● Problem: Only the pictures stay out; every record is to be quoted exactly.

● Data extract:
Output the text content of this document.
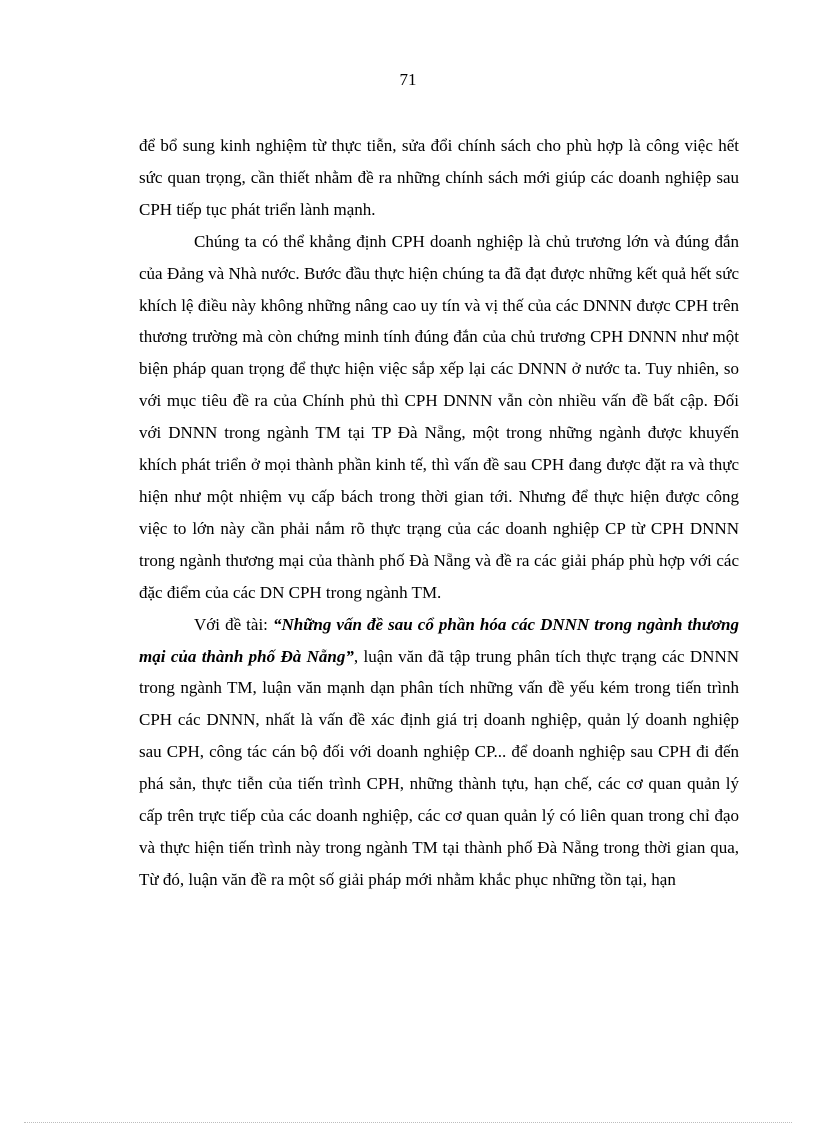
71

để bổ sung kinh nghiệm từ thực tiễn, sửa đổi chính sách cho phù hợp là công việc hết sức quan trọng, cần thiết nhằm đề ra những chính sách mới giúp các doanh nghiệp sau CPH tiếp tục phát triển lành mạnh.

Chúng ta có thể khẳng định CPH doanh nghiệp là chủ trương lớn và đúng đắn của Đảng và Nhà nước. Bước đầu thực hiện chúng ta đã đạt được những kết quả hết sức khích lệ điều này không những nâng cao uy tín và vị thế của các DNNN được CPH trên thương trường mà còn chứng minh tính đúng đắn của chủ trương CPH DNNN như một biện pháp quan trọng để thực hiện việc sắp xếp lại các DNNN ở nước ta. Tuy nhiên, so với mục tiêu đề ra của Chính phủ thì CPH DNNN vẫn còn nhiều vấn đề bất cập. Đối với DNNN trong ngành TM tại TP Đà Nẵng, một trong những ngành được khuyến khích phát triển ở mọi thành phần kinh tế, thì vấn đề sau CPH đang được đặt ra và thực hiện như một nhiệm vụ cấp bách trong thời gian tới. Nhưng để thực hiện được công việc to lớn này cần phải nắm rõ thực trạng của các doanh nghiệp CP từ CPH DNNN trong ngành thương mại của thành phố Đà Nẵng và đề ra các giải pháp phù hợp với các đặc điểm của các DN CPH trong ngành TM.

Với đề tài: “Những vấn đề sau cổ phần hóa các DNNN trong ngành thương mại của thành phố Đà Nẵng”, luận văn đã tập trung phân tích thực trạng các DNNN trong ngành TM, luận văn mạnh dạn phân tích những vấn đề yếu kém trong tiến trình CPH các DNNN, nhất là vấn đề xác định giá trị doanh nghiệp, quản lý doanh nghiệp sau CPH, công tác cán bộ đối với doanh nghiệp CP... để doanh nghiệp sau CPH đi đến phá sản, thực tiễn của tiến trình CPH, những thành tựu, hạn chế, các cơ quan quản lý cấp trên trực tiếp của các doanh nghiệp, các cơ quan quản lý có liên quan trong chỉ đạo và thực hiện tiến trình này trong ngành TM tại thành phố Đà Nẵng trong thời gian qua, Từ đó, luận văn đề ra một số giải pháp mới nhằm khắc phục những tồn tại, hạn
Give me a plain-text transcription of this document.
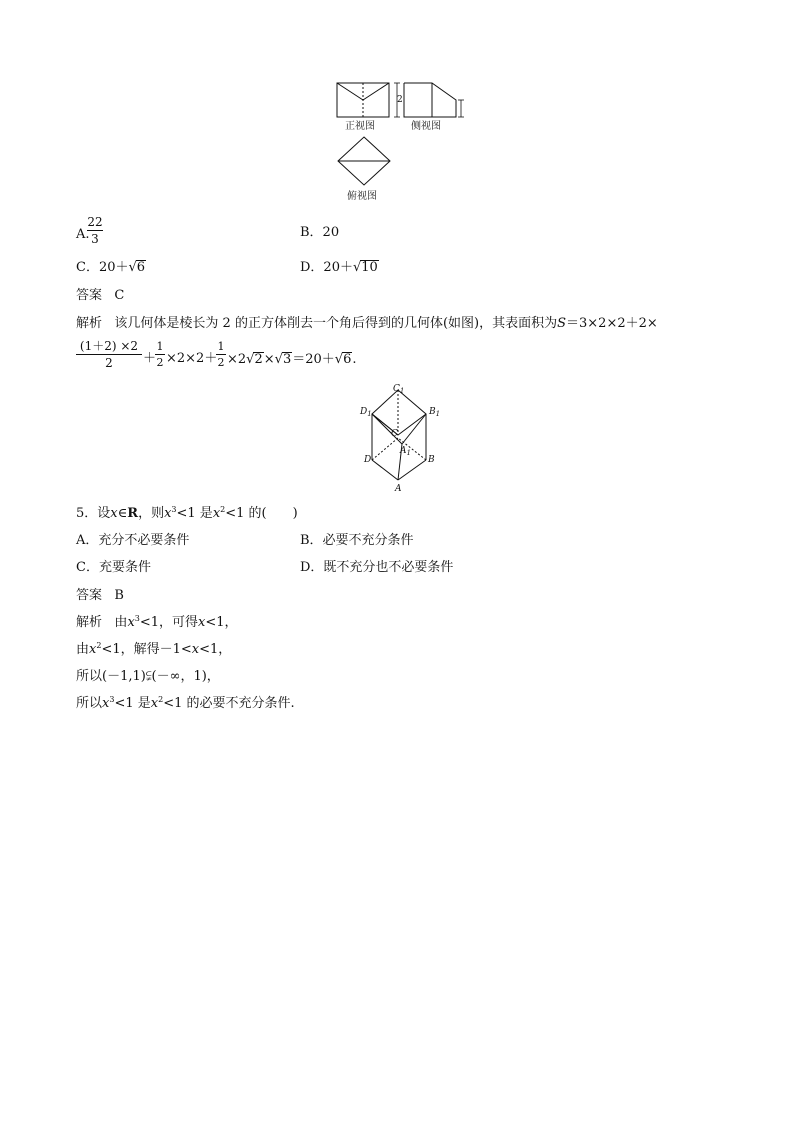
正视图
2
侧视图
俯视图
A.
22
3	B．20
C．20＋√6	D．20＋√10
答案 C
解析 该几何体是棱长为 2 的正方体削去一个角后得到的几何体(如图)，其表面积为S＝3×2×2＋2×
(1＋2) ×2
2	＋
1
2 ×2×2＋
1
2 ×2√2×√3＝20＋√6.
$C_1$
$D_1$	$B_1$
C
$A_1$
D	B
A
5．设x∈R，则$x^3<1$ 是$x^2<1$ 的(　　)
A．充分不必要条件	B．必要不充分条件
C．充要条件	D．既不充分也不必要条件
答案 B
解析 由$x^3<1$，可得x<1，
由$x^2<1$，解得－1<x<1，
所以(－1,1)⫋(－∞，1)，
所以$x^3<1$ 是$x^2<1$ 的必要不充分条件.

● Solution to this exercise:
Output the text content of this document.
71

để bổ sung kinh nghiệm từ thực tiễn, sửa đổi chính sách cho phù hợp là công việc hết sức quan trọng, cần thiết nhằm đề ra những chính sách mới giúp các doanh nghiệp sau CPH tiếp tục phát triển lành mạnh.

Chúng ta có thể khẳng định CPH doanh nghiệp là chủ trương lớn và đúng đắn của Đảng và Nhà nước. Bước đầu thực hiện chúng ta đã đạt được những kết quả hết sức khích lệ điều này không những nâng cao uy tín và vị thế của các DNNN được CPH trên thương trường mà còn chứng minh tính đúng đắn của chủ trương CPH DNNN như một biện pháp quan trọng để thực hiện việc sắp xếp lại các DNNN ở nước ta. Tuy nhiên, so với mục tiêu đề ra của Chính phủ thì CPH DNNN vẫn còn nhiều vấn đề bất cập. Đối với DNNN trong ngành TM tại TP Đà Nẵng, một trong những ngành được khuyến khích phát triển ở mọi thành phần kinh tế, thì vấn đề sau CPH đang được đặt ra và thực hiện như một nhiệm vụ cấp bách trong thời gian tới. Nhưng để thực hiện được công việc to lớn này cần phải nắm rõ thực trạng của các doanh nghiệp CP từ CPH DNNN trong ngành thương mại của thành phố Đà Nẵng và đề ra các giải pháp phù hợp với các đặc điểm của các DN CPH trong ngành TM.

Với đề tài: “Những vấn đề sau cổ phần hóa các DNNN trong ngành thương mại của thành phố Đà Nẵng”, luận văn đã tập trung phân tích thực trạng các DNNN trong ngành TM, luận văn mạnh dạn phân tích những vấn đề yếu kém trong tiến trình CPH các DNNN, nhất là vấn đề xác định giá trị doanh nghiệp, quản lý doanh nghiệp sau CPH, công tác cán bộ đối với doanh nghiệp CP... để doanh nghiệp sau CPH đi đến phá sản, thực tiễn của tiến trình CPH, những thành tựu, hạn chế, các cơ quan quản lý cấp trên trực tiếp của các doanh nghiệp, các cơ quan quản lý có liên quan trong chỉ đạo và thực hiện tiến trình này trong ngành TM tại thành phố Đà Nẵng trong thời gian qua, Từ đó, luận văn đề ra một số giải pháp mới nhằm khắc phục những tồn tại, hạn
Give me a plain-text transcription of this document.
正视图
2
侧视图
俯视图
A.
22
3	B．20
C．20＋√6	D．20＋√10
答案 C
解析 该几何体是棱长为 2 的正方体削去一个角后得到的几何体(如图)，其表面积为S＝3×2×2＋2×
(1＋2) ×2
2	＋
1
2 ×2×2＋
1
2 ×2√2×√3＝20＋√6.
$C_1$
$D_1$	$B_1$
C
$A_1$
D	B
A
5．设x∈R，则$x^3<1$ 是$x^2<1$ 的(　　)
A．充分不必要条件	B．必要不充分条件
C．充要条件	D．既不充分也不必要条件
答案 B
解析 由$x^3<1$，可得x<1，
由$x^2<1$，解得－1<x<1，
所以(－1,1)⫋(－∞，1)，
所以$x^3<1$ 是$x^2<1$ 的必要不充分条件.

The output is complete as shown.